| EXERCISE DESCRIPTION |
Write out the data again in full, exactly as it reads.

| THE RECORDS |
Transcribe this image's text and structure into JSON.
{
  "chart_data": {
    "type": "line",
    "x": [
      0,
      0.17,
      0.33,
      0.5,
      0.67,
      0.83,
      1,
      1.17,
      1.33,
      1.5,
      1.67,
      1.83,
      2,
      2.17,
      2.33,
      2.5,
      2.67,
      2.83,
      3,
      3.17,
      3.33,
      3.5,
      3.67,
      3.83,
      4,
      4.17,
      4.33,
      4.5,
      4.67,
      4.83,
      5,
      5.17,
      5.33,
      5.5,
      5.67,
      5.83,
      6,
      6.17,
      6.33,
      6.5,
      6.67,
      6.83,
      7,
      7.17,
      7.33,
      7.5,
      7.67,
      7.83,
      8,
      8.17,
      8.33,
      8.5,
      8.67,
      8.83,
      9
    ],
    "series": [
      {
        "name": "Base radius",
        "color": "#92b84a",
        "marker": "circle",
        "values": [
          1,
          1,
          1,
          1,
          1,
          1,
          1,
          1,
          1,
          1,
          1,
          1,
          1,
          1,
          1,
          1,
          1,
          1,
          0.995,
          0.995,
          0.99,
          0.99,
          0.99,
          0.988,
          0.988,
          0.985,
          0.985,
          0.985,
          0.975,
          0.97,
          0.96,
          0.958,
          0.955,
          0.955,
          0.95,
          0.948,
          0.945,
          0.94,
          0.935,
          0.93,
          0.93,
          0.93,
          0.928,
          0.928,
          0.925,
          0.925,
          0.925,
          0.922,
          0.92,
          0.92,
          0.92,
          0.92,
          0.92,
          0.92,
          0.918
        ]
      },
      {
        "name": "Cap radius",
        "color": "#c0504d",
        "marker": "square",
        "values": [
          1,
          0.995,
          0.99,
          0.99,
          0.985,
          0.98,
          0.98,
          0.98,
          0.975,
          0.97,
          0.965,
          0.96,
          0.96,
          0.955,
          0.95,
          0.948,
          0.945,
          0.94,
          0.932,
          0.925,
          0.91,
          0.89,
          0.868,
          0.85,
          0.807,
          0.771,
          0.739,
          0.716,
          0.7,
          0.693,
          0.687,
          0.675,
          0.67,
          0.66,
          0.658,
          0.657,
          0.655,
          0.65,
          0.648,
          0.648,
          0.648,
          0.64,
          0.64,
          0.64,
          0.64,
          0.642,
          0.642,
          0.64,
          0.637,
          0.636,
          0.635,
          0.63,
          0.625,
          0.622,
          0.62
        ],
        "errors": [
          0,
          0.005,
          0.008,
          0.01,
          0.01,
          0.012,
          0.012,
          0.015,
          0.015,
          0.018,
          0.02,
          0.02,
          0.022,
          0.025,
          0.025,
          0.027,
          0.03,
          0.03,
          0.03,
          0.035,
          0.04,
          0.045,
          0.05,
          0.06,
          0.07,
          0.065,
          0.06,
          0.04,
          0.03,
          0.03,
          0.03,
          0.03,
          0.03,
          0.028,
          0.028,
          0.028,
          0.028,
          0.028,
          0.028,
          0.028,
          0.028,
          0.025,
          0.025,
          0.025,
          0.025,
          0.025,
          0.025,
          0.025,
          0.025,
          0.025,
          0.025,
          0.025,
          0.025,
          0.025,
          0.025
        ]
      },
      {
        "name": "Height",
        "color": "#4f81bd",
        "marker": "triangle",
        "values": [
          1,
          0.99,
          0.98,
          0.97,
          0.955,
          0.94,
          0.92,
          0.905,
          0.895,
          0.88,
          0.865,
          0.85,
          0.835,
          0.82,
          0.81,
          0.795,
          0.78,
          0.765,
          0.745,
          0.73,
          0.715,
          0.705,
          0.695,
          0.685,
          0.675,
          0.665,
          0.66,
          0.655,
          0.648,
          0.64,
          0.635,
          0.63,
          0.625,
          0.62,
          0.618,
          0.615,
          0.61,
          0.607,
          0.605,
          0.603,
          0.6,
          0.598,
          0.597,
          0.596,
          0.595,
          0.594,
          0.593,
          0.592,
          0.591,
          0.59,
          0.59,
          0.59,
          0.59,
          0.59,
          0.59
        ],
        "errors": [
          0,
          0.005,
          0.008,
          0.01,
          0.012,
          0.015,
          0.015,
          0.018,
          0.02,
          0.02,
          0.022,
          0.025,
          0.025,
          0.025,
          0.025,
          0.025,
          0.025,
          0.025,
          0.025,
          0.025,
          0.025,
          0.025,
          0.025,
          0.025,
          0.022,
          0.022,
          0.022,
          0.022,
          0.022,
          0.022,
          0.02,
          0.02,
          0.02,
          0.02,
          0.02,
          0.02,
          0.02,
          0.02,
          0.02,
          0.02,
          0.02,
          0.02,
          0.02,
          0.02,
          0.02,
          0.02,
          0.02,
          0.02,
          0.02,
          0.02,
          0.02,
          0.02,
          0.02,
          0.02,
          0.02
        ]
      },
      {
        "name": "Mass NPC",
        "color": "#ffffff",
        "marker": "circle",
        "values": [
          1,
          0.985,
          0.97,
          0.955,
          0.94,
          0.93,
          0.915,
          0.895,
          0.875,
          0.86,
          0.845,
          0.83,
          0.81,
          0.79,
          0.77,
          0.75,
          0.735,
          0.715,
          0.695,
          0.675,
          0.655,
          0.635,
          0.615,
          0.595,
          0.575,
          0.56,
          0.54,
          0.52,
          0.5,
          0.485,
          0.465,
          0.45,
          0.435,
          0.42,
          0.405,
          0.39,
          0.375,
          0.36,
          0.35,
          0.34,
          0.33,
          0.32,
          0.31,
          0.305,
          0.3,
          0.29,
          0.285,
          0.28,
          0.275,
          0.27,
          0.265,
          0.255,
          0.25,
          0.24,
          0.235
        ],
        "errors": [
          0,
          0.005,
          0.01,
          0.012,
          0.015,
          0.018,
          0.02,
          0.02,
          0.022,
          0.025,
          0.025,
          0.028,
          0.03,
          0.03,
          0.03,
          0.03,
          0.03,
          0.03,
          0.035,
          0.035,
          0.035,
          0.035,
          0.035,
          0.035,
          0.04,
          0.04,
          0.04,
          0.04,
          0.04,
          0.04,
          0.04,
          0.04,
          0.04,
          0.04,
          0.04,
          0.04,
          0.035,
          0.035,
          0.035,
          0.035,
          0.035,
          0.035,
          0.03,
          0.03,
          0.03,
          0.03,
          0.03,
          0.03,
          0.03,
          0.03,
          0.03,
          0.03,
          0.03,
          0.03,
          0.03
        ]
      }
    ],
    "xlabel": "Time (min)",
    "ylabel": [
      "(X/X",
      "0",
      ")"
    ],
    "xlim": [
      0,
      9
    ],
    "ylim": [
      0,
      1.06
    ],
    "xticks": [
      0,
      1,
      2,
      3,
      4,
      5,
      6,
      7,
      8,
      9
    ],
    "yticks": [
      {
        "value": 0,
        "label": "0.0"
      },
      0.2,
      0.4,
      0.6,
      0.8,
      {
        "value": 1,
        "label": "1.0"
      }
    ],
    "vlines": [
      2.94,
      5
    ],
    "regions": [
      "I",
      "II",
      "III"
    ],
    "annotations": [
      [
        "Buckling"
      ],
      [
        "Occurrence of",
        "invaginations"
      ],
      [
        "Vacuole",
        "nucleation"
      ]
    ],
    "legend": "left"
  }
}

| RESULT OF THIS TASK |
Transcribe this image's text and structure into JSON.
{
  "chart_data": {
    "type": "line",
    "x": [
      0,
      0.17,
      0.33,
      0.5,
      0.67,
      0.83,
      1,
      1.17,
      1.33,
      1.5,
      1.67,
      1.83,
      2,
      2.17,
      2.33,
      2.5,
      2.67,
      2.83,
      3,
      3.17,
      3.33,
      3.5,
      3.67,
      3.83,
      4,
      4.17,
      4.33,
      4.5,
      4.67,
      4.83,
      5,
      5.17,
      5.33,
      5.5,
      5.67,
      5.83,
      6,
      6.17,
      6.33,
      6.5,
      6.67,
      6.83,
      7,
      7.17,
      7.33,
      7.5,
      7.67,
      7.83,
      8,
      8.17,
      8.33,
      8.5,
      8.67,
      8.83,
      9
    ],
    "series": [
      {
        "name": "Base radius",
        "color": "#92b84a",
        "marker": "circle",
        "values": [
          1,
          1,
          1,
          1,
          1,
          1,
          1,
          1,
          1,
          1,
          1,
          1,
          1,
          1,
          1,
          1,
          1,
          1,
          0.995,
          0.995,
          0.99,
          0.99,
          0.99,
          0.988,
          0.988,
          0.985,
          0.985,
          0.985,
          0.975,
          0.97,
          0.96,
          0.958,
          0.955,
          0.955,
          0.95,
          0.948,
          0.945,
          0.94,
          0.935,
          0.93,
          0.93,
          0.93,
          0.928,
          0.928,
          0.925,
          0.925,
          0.925,
          0.922,
          0.92,
          0.92,
          0.92,
          0.92,
          0.92,
          0.92,
          0.918
        ]
      },
      {
        "name": "Cap radius",
        "color": "#c0504d",
        "marker": "square",
        "values": [
          1,
          0.995,
          0.99,
          0.99,
          0.985,
          0.98,
          0.98,
          0.98,
          0.975,
          0.97,
          0.965,
          0.96,
          0.96,
          0.955,
          0.95,
          0.948,
          0.945,
          0.94,
          0.932,
          0.925,
          0.91,
          0.89,
          0.868,
          0.85,
          0.807,
          0.771,
          0.739,
          0.716,
          0.7,
          0.693,
          0.687,
          0.675,
          0.67,
          0.66,
          0.658,
          0.657,
          0.655,
          0.65,
          0.648,
          0.648,
          0.648,
          0.64,
          0.64,
          0.64,
          0.64,
          0.642,
          0.642,
          0.64,
          0.637,
          0.636,
          0.635,
          0.63,
          0.625,
          0.622,
          0.62
        ],
        "errors": [
          0,
          0.005,
          0.008,
          0.01,
          0.01,
          0.012,
          0.012,
          0.015,
          0.015,
          0.018,
          0.02,
          0.02,
          0.022,
          0.025,
          0.025,
          0.027,
          0.03,
          0.03,
          0.03,
          0.035,
          0.04,
          0.045,
          0.05,
          0.06,
          0.07,
          0.065,
          0.06,
          0.04,
          0.03,
          0.03,
          0.03,
          0.03,
          0.03,
          0.028,
          0.028,
          0.028,
          0.028,
          0.028,
          0.028,
          0.028,
          0.028,
          0.025,
          0.025,
          0.025,
          0.025,
          0.025,
          0.025,
          0.025,
          0.025,
          0.025,
          0.025,
          0.025,
          0.025,
          0.025,
          0.025
        ]
      },
      {
        "name": "Height",
        "color": "#4f81bd",
        "marker": "triangle",
        "values": [
          1,
          0.99,
          0.98,
          0.97,
          0.955,
          0.94,
          0.92,
          0.905,
          0.895,
          0.88,
          0.865,
          0.85,
          0.835,
          0.82,
          0.81,
          0.795,
          0.78,
          0.765,
          0.745,
          0.73,
          0.715,
          0.705,
          0.695,
          0.685,
          0.675,
          0.665,
          0.66,
          0.655,
          0.648,
          0.64,
          0.635,
          0.63,
          0.625,
          0.62,
          0.618,
          0.615,
          0.61,
          0.607,
          0.605,
          0.603,
          0.6,
          0.598,
          0.597,
          0.596,
          0.595,
          0.594,
          0.593,
          0.592,
          0.591,
          0.59,
          0.59,
          0.59,
          0.59,
          0.59,
          0.59
        ],
        "errors": [
          0,
          0.005,
          0.008,
          0.01,
          0.012,
          0.015,
          0.015,
          0.018,
          0.02,
          0.02,
          0.022,
          0.025,
          0.025,
          0.025,
          0.025,
          0.025,
          0.025,
          0.025,
          0.025,
          0.025,
          0.025,
          0.025,
          0.025,
          0.025,
          0.022,
          0.022,
          0.022,
          0.022,
          0.022,
          0.022,
          0.02,
          0.02,
          0.02,
          0.02,
          0.02,
          0.02,
          0.02,
          0.02,
          0.02,
          0.02,
          0.02,
          0.02,
          0.02,
          0.02,
          0.02,
          0.02,
          0.02,
          0.02,
          0.02,
          0.02,
          0.02,
          0.02,
          0.02,
          0.02,
          0.02
        ]
      },
      {
        "name": "Mass NPC",
        "color": "#ffffff",
        "marker": "circle",
        "values": [
          1,
          0.985,
          0.97,
          0.955,
          0.94,
          0.93,
          0.915,
          0.895,
          0.875,
          0.86,
          0.845,
          0.83,
          0.81,
          0.79,
          0.77,
          0.75,
          0.735,
          0.715,
          0.695,
          0.675,
          0.655,
          0.635,
          0.615,
          0.595,
          0.575,
          0.56,
          0.54,
          0.52,
          0.5,
          0.485,
          0.465,
          0.45,
          0.435,
          0.42,
          0.405,
          0.39,
          0.375,
          0.36,
          0.35,
          0.34,
          0.33,
          0.32,
          0.31,
          0.305,
          0.3,
          0.29,
          0.285,
          0.28,
          0.275,
          0.27,
          0.265,
          0.255,
          0.25,
          0.24,
          0.235
        ],
        "errors": [
          0,
          0.005,
          0.01,
          0.012,
          0.015,
          0.018,
          0.02,
          0.02,
          0.022,
          0.025,
          0.025,
          0.028,
          0.03,
          0.03,
          0.03,
          0.03,
          0.03,
          0.03,
          0.035,
          0.035,
          0.035,
          0.035,
          0.035,
          0.035,
          0.04,
          0.04,
          0.04,
          0.04,
          0.04,
          0.04,
          0.04,
          0.04,
          0.04,
          0.04,
          0.04,
          0.04,
          0.035,
          0.035,
          0.035,
          0.035,
          0.035,
          0.035,
          0.03,
          0.03,
          0.03,
          0.03,
          0.03,
          0.03,
          0.03,
          0.03,
          0.03,
          0.03,
          0.03,
          0.03,
          0.03
        ]
      }
    ],
    "xlabel": "Time (min)",
    "ylabel": [
      "(X/X",
      "0",
      ")"
    ],
    "xlim": [
      0,
      9
    ],
    "ylim": [
      0,
      1.06
    ],
    "xticks": [
      0,
      1,
      2,
      3,
      4,
      5,
      6,
      7,
      8,
      9
    ],
    "yticks": [
      {
        "value": 0,
        "label": "0.0"
      },
      0.2,
      0.4,
      0.6,
      0.8,
      {
        "value": 1,
        "label": "1.0"
      }
    ],
    "vlines": [
      2.94,
      5
    ],
    "regions": [
      "I",
      "II",
      "III"
    ],
    "annotations": [
      [
        "Buckling"
      ],
      [
        "Occurrence of",
        "invaginations"
      ],
      [
        "Vacuole",
        "nucleation"
      ]
    ],
    "legend": "left"
  }
}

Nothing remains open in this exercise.